- _Task prompt_: Filter the records for lines holding the string "File".
-- Start of Exercise inputs --
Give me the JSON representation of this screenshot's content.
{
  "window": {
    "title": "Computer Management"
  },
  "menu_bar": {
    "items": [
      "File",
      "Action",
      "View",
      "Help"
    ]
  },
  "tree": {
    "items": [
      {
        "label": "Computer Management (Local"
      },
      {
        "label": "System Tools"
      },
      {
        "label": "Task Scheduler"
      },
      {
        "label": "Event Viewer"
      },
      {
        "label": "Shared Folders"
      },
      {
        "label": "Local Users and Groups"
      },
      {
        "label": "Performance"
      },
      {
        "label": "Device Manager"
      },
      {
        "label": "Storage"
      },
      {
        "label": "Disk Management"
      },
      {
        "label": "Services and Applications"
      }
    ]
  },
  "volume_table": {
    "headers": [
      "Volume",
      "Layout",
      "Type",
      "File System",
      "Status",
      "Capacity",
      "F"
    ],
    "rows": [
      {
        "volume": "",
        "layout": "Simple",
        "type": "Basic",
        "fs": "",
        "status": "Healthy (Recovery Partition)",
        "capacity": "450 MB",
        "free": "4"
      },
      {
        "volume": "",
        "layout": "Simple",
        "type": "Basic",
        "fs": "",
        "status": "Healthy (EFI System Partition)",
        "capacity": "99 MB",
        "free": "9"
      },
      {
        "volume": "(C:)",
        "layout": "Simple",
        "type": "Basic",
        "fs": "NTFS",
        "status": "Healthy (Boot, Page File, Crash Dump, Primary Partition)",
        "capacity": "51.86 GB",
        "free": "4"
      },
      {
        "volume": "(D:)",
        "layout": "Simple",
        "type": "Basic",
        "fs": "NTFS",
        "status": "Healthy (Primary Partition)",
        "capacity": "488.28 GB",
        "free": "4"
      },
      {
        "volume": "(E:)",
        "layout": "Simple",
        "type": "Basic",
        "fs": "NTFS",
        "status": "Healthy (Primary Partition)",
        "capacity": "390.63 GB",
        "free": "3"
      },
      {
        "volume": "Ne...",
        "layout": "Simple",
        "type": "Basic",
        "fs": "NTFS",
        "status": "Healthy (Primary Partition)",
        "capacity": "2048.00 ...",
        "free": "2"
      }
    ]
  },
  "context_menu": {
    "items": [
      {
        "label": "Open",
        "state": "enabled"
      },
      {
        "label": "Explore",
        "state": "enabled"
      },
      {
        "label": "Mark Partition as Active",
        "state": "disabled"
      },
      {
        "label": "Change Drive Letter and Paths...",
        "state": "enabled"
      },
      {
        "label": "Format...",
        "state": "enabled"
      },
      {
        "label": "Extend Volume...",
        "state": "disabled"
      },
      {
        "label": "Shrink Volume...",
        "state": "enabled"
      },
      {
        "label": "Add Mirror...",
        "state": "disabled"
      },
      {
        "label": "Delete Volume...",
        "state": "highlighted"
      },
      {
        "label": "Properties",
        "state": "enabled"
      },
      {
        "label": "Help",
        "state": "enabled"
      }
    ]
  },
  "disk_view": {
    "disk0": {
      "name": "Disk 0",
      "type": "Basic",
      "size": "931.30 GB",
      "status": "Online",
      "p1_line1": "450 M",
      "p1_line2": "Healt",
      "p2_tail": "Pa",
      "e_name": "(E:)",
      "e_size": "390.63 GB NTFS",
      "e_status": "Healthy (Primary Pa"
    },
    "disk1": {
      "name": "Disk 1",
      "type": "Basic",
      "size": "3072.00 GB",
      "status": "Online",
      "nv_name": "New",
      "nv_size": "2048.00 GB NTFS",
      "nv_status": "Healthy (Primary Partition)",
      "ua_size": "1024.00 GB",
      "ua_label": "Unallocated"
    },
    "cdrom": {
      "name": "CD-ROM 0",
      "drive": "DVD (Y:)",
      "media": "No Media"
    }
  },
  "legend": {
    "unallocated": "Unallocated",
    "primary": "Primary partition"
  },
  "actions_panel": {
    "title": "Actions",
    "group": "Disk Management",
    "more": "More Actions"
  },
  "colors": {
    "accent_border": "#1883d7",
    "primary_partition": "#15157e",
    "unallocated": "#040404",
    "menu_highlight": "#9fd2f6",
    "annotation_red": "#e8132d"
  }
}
-- End of Exercise inputs --
- _Reply to the exercise_:
      "File",
      "File System",
        "status": "Healthy (Boot, Page File, Crash Dump, Primary Partition)",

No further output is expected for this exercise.